• [WHAT NEEDS TO BE DONE] Copy out the lines that have "force" in them.

-*-*-

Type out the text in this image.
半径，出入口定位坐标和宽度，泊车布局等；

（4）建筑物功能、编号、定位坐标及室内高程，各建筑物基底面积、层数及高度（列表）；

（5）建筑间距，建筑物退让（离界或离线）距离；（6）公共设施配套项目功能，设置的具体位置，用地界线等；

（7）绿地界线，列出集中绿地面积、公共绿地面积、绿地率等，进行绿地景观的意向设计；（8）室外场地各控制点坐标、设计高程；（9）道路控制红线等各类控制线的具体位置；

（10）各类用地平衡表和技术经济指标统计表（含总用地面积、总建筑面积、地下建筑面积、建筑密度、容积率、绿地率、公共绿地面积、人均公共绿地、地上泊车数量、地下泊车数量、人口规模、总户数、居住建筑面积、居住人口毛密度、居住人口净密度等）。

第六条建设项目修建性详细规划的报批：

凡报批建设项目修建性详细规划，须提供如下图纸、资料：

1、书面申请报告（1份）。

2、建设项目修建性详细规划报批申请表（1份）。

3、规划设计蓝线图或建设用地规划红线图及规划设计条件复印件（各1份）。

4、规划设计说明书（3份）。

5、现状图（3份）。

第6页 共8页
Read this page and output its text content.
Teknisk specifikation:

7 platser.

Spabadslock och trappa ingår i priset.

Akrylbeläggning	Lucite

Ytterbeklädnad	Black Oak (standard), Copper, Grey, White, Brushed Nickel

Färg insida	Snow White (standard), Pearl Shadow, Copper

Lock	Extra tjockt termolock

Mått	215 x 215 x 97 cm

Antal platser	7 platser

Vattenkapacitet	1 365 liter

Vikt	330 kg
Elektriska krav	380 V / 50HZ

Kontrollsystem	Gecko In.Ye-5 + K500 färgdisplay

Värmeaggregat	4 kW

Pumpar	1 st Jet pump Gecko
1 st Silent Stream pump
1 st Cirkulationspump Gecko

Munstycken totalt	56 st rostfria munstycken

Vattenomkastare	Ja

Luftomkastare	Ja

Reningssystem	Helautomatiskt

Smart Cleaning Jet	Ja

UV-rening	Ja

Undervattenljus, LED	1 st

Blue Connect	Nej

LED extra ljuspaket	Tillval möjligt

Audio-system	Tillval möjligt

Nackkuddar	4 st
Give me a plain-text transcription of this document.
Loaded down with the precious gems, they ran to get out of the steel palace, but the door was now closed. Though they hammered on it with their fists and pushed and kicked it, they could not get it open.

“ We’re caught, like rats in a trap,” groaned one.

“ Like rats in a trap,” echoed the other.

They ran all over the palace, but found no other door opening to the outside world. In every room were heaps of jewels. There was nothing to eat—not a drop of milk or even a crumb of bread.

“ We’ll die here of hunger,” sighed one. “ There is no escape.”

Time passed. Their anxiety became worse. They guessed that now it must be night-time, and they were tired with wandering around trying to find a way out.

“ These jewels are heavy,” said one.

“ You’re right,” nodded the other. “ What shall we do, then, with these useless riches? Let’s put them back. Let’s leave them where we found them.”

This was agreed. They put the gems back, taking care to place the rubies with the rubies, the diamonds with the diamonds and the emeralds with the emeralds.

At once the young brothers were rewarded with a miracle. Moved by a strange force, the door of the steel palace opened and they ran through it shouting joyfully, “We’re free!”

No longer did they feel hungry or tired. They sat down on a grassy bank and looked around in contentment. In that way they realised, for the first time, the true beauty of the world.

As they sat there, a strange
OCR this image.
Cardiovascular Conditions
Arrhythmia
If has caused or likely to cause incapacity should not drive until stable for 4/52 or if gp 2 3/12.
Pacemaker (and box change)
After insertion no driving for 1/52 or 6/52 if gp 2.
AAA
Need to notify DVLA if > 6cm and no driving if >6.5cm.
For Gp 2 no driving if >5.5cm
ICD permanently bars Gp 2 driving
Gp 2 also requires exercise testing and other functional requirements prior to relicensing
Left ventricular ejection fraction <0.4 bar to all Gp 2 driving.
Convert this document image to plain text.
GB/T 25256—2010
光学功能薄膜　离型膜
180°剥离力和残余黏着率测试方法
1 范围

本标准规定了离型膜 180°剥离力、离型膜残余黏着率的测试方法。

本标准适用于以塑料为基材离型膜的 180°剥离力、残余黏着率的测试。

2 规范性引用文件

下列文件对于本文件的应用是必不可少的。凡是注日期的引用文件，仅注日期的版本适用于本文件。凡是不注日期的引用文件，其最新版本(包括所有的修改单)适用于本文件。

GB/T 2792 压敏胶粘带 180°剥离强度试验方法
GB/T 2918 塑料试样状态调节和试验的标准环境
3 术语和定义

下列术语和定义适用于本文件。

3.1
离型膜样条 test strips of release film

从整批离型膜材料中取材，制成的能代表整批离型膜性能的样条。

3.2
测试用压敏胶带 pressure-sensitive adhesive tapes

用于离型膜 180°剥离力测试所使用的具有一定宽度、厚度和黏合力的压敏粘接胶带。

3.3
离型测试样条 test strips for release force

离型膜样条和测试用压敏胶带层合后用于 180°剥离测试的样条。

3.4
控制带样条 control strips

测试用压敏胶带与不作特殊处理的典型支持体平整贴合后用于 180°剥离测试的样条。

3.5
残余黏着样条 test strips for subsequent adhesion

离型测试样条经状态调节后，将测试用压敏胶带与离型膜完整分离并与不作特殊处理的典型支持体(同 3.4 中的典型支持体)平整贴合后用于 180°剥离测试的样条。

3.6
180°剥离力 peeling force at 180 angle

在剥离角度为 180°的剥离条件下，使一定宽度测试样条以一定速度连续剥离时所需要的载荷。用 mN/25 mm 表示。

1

-*-*-

• [TASK SOLUTION]
At once the young brothers were rewarded with a miracle. Moved by a strange force, the door of the steel palace opened and they ran through it shouting joyfully, “We’re free!”
离型测试样条 test strips for release force
180°剥离力 peeling force at 180 angle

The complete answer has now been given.